= Beginning of Section =
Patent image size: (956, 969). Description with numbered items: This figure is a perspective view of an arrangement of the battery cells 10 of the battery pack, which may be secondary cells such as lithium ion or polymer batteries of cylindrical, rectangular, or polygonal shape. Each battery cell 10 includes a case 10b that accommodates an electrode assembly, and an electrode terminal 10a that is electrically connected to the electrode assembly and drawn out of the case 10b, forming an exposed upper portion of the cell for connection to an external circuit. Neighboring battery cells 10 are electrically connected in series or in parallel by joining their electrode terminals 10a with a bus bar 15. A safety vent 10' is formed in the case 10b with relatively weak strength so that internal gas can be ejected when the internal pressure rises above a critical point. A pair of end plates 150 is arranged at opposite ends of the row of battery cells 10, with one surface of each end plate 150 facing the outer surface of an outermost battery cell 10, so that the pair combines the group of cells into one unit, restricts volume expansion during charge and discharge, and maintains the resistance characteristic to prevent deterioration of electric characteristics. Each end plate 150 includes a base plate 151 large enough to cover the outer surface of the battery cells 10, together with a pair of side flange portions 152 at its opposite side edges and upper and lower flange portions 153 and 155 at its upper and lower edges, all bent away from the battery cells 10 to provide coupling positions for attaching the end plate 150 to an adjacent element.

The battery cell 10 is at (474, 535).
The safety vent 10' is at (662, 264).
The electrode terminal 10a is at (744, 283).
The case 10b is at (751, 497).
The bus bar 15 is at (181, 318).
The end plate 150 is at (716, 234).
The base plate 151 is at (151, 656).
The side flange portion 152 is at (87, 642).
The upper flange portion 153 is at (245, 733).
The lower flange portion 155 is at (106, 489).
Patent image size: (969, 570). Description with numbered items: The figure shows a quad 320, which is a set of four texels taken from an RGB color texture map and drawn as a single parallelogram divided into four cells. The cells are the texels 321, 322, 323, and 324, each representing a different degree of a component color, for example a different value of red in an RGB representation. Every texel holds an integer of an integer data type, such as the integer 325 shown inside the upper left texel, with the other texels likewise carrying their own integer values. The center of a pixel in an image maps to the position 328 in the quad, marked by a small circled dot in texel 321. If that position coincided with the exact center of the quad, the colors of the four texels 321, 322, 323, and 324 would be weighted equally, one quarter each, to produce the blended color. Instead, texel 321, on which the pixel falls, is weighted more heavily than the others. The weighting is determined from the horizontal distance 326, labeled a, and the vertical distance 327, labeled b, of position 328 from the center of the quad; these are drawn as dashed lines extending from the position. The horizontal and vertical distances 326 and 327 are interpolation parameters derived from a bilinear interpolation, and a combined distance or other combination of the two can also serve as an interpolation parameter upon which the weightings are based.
= End of Section =
> What is expected
Could you retype all of the records above exactly as they appear?

> Output below
Patent image size: (956, 969). Description with numbered items: This figure is a perspective view of an arrangement of the battery cells 10 of the battery pack, which may be secondary cells such as lithium ion or polymer batteries of cylindrical, rectangular, or polygonal shape. Each battery cell 10 includes a case 10b that accommodates an electrode assembly, and an electrode terminal 10a that is electrically connected to the electrode assembly and drawn out of the case 10b, forming an exposed upper portion of the cell for connection to an external circuit. Neighboring battery cells 10 are electrically connected in series or in parallel by joining their electrode terminals 10a with a bus bar 15. A safety vent 10' is formed in the case 10b with relatively weak strength so that internal gas can be ejected when the internal pressure rises above a critical point. A pair of end plates 150 is arranged at opposite ends of the row of battery cells 10, with one surface of each end plate 150 facing the outer surface of an outermost battery cell 10, so that the pair combines the group of cells into one unit, restricts volume expansion during charge and discharge, and maintains the resistance characteristic to prevent deterioration of electric characteristics. Each end plate 150 includes a base plate 151 large enough to cover the outer surface of the battery cells 10, together with a pair of side flange portions 152 at its opposite side edges and upper and lower flange portions 153 and 155 at its upper and lower edges, all bent away from the battery cells 10 to provide coupling positions for attaching the end plate 150 to an adjacent element.

The battery cell 10 is at (474, 535).
The safety vent 10' is at (662, 264).
The electrode terminal 10a is at (744, 283).
The case 10b is at (751, 497).
The bus bar 15 is at (181, 318).
The end plate 150 is at (716, 234).
The base plate 151 is at (151, 656).
The side flange portion 152 is at (87, 642).
The upper flange portion 153 is at (245, 733).
The lower flange portion 155 is at (106, 489).
Patent image size: (969, 570). Description with numbered items: The figure shows a quad 320, which is a set of four texels taken from an RGB color texture map and drawn as a single parallelogram divided into four cells. The cells are the texels 321, 322, 323, and 324, each representing a different degree of a component color, for example a different value of red in an RGB representation. Every texel holds an integer of an integer data type, such as the integer 325 shown inside the upper left texel, with the other texels likewise carrying their own integer values. The center of a pixel in an image maps to the position 328 in the quad, marked by a small circled dot in texel 321. If that position coincided with the exact center of the quad, the colors of the four texels 321, 322, 323, and 324 would be weighted equally, one quarter each, to produce the blended color. Instead, texel 321, on which the pixel falls, is weighted more heavily than the others. The weighting is determined from the horizontal distance 326, labeled a, and the vertical distance 327, labeled b, of position 328 from the center of the quad; these are drawn as dashed lines extending from the position. The horizontal and vertical distances 326 and 327 are interpolation parameters derived from a bilinear interpolation, and a combined distance or other combination of the two can also serve as an interpolation parameter upon which the weightings are based.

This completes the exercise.